→ **AVAILABLE RECORDS**
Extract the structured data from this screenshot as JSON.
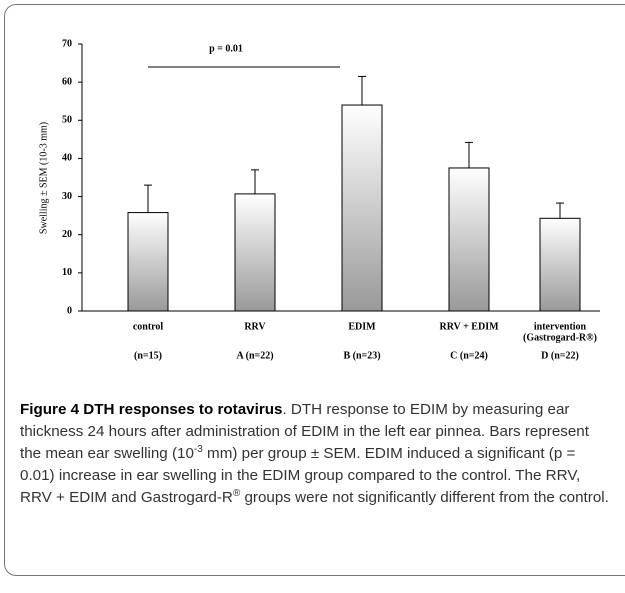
{
  "chart_data": {
    "type": "bar",
    "y_label": "Swelling ± SEM (10-3 mm)",
    "categories": [
      "control",
      "RRV",
      "EDIM",
      "RRV + EDIM",
      "intervention"
    ],
    "category_sublabels": [
      null,
      null,
      null,
      null,
      "(Gastrogard-R®)"
    ],
    "group_labels": [
      "(n=15)",
      "A (n=22)",
      "B (n=23)",
      "C (n=24)",
      "D (n=22)"
    ],
    "values": [
      25.8,
      30.7,
      54,
      37.5,
      24.3
    ],
    "errors": [
      7.2,
      6.3,
      7.5,
      6.7,
      4
    ],
    "color": "#999999",
    "ylim": [
      0,
      70
    ],
    "yticks": [
      0,
      10,
      20,
      30,
      40,
      50,
      60,
      70
    ],
    "annotation": "p = 0.01"
  },
  "caption": {
    "label": "Figure 4 DTH responses to rotavirus",
    "parts": [
      ". DTH response to EDIM by measuring ear thickness 24 hours after administration of EDIM in the left ear pinnea. Bars represent the mean ear swelling (10",
      "-3",
      " mm) per group ± SEM. EDIM induced a significant (p = 0.01) increase in ear swelling in the EDIM group compared to the control. The RRV, RRV + EDIM and Gastrogard-R",
      "®",
      " groups were not significantly different from the control."
    ]
  }
}
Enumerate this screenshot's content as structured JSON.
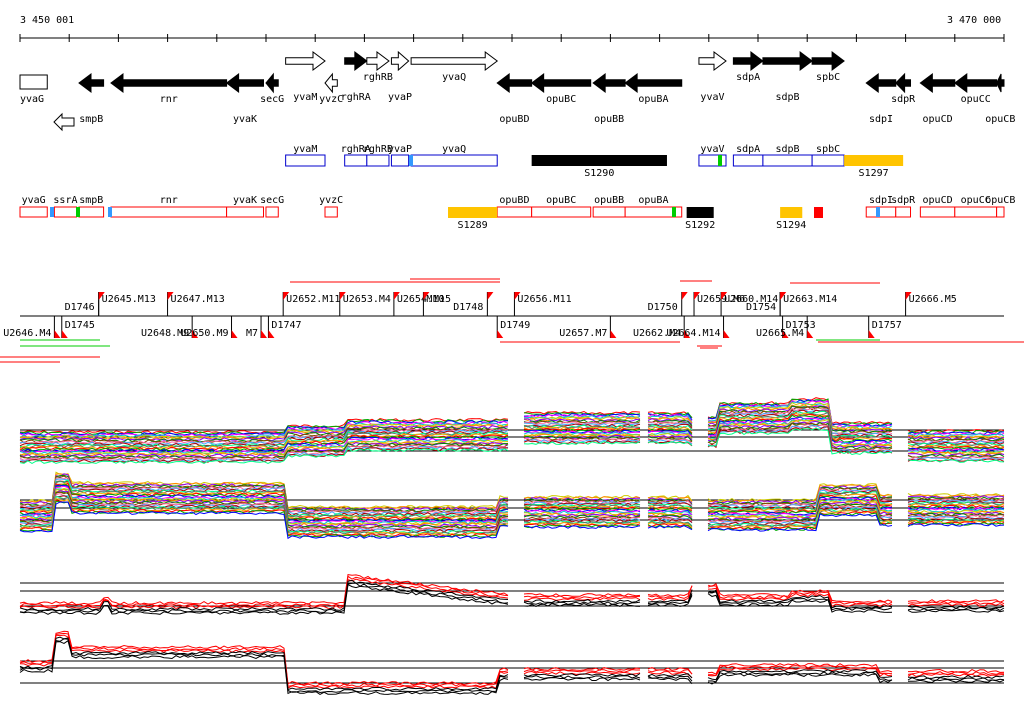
{
  "coordinates": {
    "start_label": "3 450 001",
    "end_label": "3 470 000",
    "start": 3450001,
    "end": 3470000
  },
  "colors": {
    "black": "#000000",
    "outline_blue": "#0000cc",
    "outline_red": "#ff0000",
    "highlight_yellow": "#ffc400",
    "marker_red": "#ff0000",
    "marker_blue": "#3399ff",
    "marker_green": "#00cc00",
    "plot_red": "#ff0000",
    "plot_black": "#000000"
  },
  "genes": [
    {
      "name": "yvaG",
      "start": 3450001,
      "end": 3450555,
      "strand": "+",
      "filled": false
    },
    {
      "name": "smpB",
      "start": 3451200,
      "end": 3451700,
      "strand": "-",
      "filled": true
    },
    {
      "name": "rnr",
      "start": 3451850,
      "end": 3454200,
      "strand": "-",
      "filled": true
    },
    {
      "name": "yvaK",
      "start": 3454200,
      "end": 3454950,
      "strand": "-",
      "filled": true
    },
    {
      "name": "secG",
      "start": 3455000,
      "end": 3455250,
      "strand": "-",
      "filled": true
    },
    {
      "name": "yvaM",
      "start": 3455400,
      "end": 3456200,
      "strand": "+",
      "filled": false
    },
    {
      "name": "yvzC",
      "start": 3456200,
      "end": 3456450,
      "strand": "-",
      "filled": false
    },
    {
      "name": "rghRA",
      "start": 3456600,
      "end": 3457050,
      "strand": "+",
      "filled": true
    },
    {
      "name": "rghRB",
      "start": 3457050,
      "end": 3457500,
      "strand": "+",
      "filled": false
    },
    {
      "name": "yvaP",
      "start": 3457550,
      "end": 3457900,
      "strand": "+",
      "filled": false
    },
    {
      "name": "yvaQ",
      "start": 3457950,
      "end": 3459700,
      "strand": "+",
      "filled": false
    },
    {
      "name": "opuBD",
      "start": 3459700,
      "end": 3460400,
      "strand": "-",
      "filled": true
    },
    {
      "name": "opuBC",
      "start": 3460400,
      "end": 3461600,
      "strand": "-",
      "filled": true
    },
    {
      "name": "opuBB",
      "start": 3461650,
      "end": 3462300,
      "strand": "-",
      "filled": true
    },
    {
      "name": "opuBA",
      "start": 3462300,
      "end": 3463450,
      "strand": "-",
      "filled": true
    },
    {
      "name": "yvaV",
      "start": 3463800,
      "end": 3464350,
      "strand": "+",
      "filled": false
    },
    {
      "name": "sdpA",
      "start": 3464500,
      "end": 3465100,
      "strand": "+",
      "filled": true
    },
    {
      "name": "sdpB",
      "start": 3465100,
      "end": 3466100,
      "strand": "+",
      "filled": true
    },
    {
      "name": "spbC",
      "start": 3466100,
      "end": 3466750,
      "strand": "+",
      "filled": true
    },
    {
      "name": "sdpI",
      "start": 3467200,
      "end": 3467800,
      "strand": "-",
      "filled": true
    },
    {
      "name": "sdpR",
      "start": 3467800,
      "end": 3468100,
      "strand": "-",
      "filled": true
    },
    {
      "name": "opuCD",
      "start": 3468300,
      "end": 3469000,
      "strand": "-",
      "filled": true
    },
    {
      "name": "opuCC",
      "start": 3469000,
      "end": 3469850,
      "strand": "-",
      "filled": true
    },
    {
      "name": "opuCB",
      "start": 3469850,
      "end": 3470000,
      "strand": "-",
      "filled": true
    }
  ],
  "extra_genes": [
    {
      "name": "ssrA",
      "start": 3451800,
      "end": 3452200,
      "strand": "-",
      "filled": false
    }
  ],
  "transcript_units_blue": [
    {
      "name": "yvaM",
      "start": 3455400,
      "end": 3456200
    },
    {
      "name": "rghRA",
      "start": 3456600,
      "end": 3457050
    },
    {
      "name": "rghRB",
      "start": 3457050,
      "end": 3457500
    },
    {
      "name": "yvaP",
      "start": 3457550,
      "end": 3457900
    },
    {
      "name": "yvaQ",
      "start": 3457950,
      "end": 3459700
    },
    {
      "name": "yvaV",
      "start": 3463800,
      "end": 3464350
    },
    {
      "name": "sdpA",
      "start": 3464500,
      "end": 3465100
    },
    {
      "name": "sdpB",
      "start": 3465100,
      "end": 3466100
    },
    {
      "name": "spbC",
      "start": 3466100,
      "end": 3466750
    }
  ],
  "transcript_units_red": [
    {
      "name": "yvaG",
      "start": 3450001,
      "end": 3450555
    },
    {
      "name": "ssrA",
      "start": 3450700,
      "end": 3451150
    },
    {
      "name": "smpB",
      "start": 3451200,
      "end": 3451700
    },
    {
      "name": "rnr",
      "start": 3451850,
      "end": 3454200
    },
    {
      "name": "yvaK",
      "start": 3454200,
      "end": 3454950
    },
    {
      "name": "secG",
      "start": 3455000,
      "end": 3455250
    },
    {
      "name": "yvzC",
      "start": 3456200,
      "end": 3456450
    },
    {
      "name": "opuBD",
      "start": 3459700,
      "end": 3460400
    },
    {
      "name": "opuBC",
      "start": 3460400,
      "end": 3461600
    },
    {
      "name": "opuBB",
      "start": 3461650,
      "end": 3462300
    },
    {
      "name": "opuBA",
      "start": 3462300,
      "end": 3463450
    },
    {
      "name": "sdpI",
      "start": 3467200,
      "end": 3467800
    },
    {
      "name": "sdpR",
      "start": 3467800,
      "end": 3468100
    },
    {
      "name": "opuCD",
      "start": 3468300,
      "end": 3469000
    },
    {
      "name": "opuCC",
      "start": 3469000,
      "end": 3469850
    },
    {
      "name": "opuCB",
      "start": 3469850,
      "end": 3470000
    }
  ],
  "segments": [
    {
      "name": "S1290",
      "row": "blue",
      "color": "#000000",
      "start": 3460400,
      "end": 3463150
    },
    {
      "name": "S1297",
      "row": "blue",
      "color": "#ffc400",
      "start": 3466750,
      "end": 3467950
    },
    {
      "name": "S1289",
      "row": "red",
      "color": "#ffc400",
      "start": 3458700,
      "end": 3459700
    },
    {
      "name": "S1292",
      "row": "red",
      "color": "#000000",
      "start": 3463550,
      "end": 3464100
    },
    {
      "name": "S1294",
      "row": "red",
      "color": "#ffc400",
      "start": 3465450,
      "end": 3465900
    }
  ],
  "markers_top": [
    {
      "name": "D1746",
      "pos": 3451600
    },
    {
      "name": "U2645.M13",
      "pos": 3451600
    },
    {
      "name": "U2647.M13",
      "pos": 3453000
    },
    {
      "name": "U2652.M11",
      "pos": 3455350
    },
    {
      "name": "U2653.M4",
      "pos": 3456500
    },
    {
      "name": "U2654.M15",
      "pos": 3457600
    },
    {
      "name": "M10",
      "pos": 3458200
    },
    {
      "name": "D1748",
      "pos": 3459500
    },
    {
      "name": "U2656.M11",
      "pos": 3460050
    },
    {
      "name": "D1750",
      "pos": 3463450
    },
    {
      "name": "U2659.M6",
      "pos": 3463700
    },
    {
      "name": "U2660.M14",
      "pos": 3464250
    },
    {
      "name": "U2663.M14",
      "pos": 3465450
    },
    {
      "name": "D1754",
      "pos": 3465450
    },
    {
      "name": "U2666.M5",
      "pos": 3468000
    }
  ],
  "markers_bottom": [
    {
      "name": "D1745",
      "pos": 3450850
    },
    {
      "name": "U2646.M4",
      "pos": 3450700
    },
    {
      "name": "U2648.M9",
      "pos": 3453500
    },
    {
      "name": "U2650.M9",
      "pos": 3454300
    },
    {
      "name": "M7",
      "pos": 3454900
    },
    {
      "name": "D1747",
      "pos": 3455050
    },
    {
      "name": "D1749",
      "pos": 3459700
    },
    {
      "name": "U2657.M7",
      "pos": 3462000
    },
    {
      "name": "U2662.M4",
      "pos": 3463500
    },
    {
      "name": "U2664.M14",
      "pos": 3464300
    },
    {
      "name": "D1753",
      "pos": 3465500
    },
    {
      "name": "U2665.M4",
      "pos": 3466000
    },
    {
      "name": "D1757",
      "pos": 3467250
    }
  ]
}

→ **ASSIGNED TASK**
Among the lines above, find those with the word "EDIM" and list them.

→ **SOLVED EXERCISE**
      "EDIM",
      "RRV + EDIM",
      ". DTH response to EDIM by measuring ear thickness 24 hours after administration of EDIM in the left ear pinnea. Bars represent the mean ear swelling (10",
      " mm) per group ± SEM. EDIM induced a significant (p = 0.01) increase in ear swelling in the EDIM group compared to the control. The RRV, RRV + EDIM and Gastrogard-R",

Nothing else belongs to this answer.